(WRITTEN INSTRUCTION) Identify and copy all lines of the material where the string "longer" is found.

(MATERIAL PROVIDED)
* BEGIN *

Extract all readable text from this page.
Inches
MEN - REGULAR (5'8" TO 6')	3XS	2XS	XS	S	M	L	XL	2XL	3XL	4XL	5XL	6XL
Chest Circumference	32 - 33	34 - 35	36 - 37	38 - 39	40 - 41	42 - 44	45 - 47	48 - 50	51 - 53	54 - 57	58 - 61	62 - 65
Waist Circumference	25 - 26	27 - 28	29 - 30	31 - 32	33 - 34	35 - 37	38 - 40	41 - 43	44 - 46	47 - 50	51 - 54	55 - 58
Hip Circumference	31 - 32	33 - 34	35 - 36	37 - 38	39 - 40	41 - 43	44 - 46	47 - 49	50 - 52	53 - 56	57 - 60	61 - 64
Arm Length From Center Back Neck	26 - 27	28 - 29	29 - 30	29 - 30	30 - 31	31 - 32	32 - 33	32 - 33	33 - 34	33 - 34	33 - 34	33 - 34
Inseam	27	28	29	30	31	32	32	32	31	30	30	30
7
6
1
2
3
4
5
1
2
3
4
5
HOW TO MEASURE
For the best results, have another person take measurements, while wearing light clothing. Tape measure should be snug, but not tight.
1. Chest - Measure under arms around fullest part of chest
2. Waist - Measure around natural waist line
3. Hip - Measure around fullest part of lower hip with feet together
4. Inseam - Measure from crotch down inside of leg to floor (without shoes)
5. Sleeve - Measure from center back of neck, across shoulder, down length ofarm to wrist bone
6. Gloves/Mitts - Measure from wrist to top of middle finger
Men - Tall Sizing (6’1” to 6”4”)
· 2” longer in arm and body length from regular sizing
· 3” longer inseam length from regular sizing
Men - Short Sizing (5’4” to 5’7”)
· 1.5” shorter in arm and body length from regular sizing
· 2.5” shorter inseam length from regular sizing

* END *

(SOLUTION TO THIS EXERCISE)
· 2” longer in arm and body length from regular sizing
· 3” longer inseam length from regular sizing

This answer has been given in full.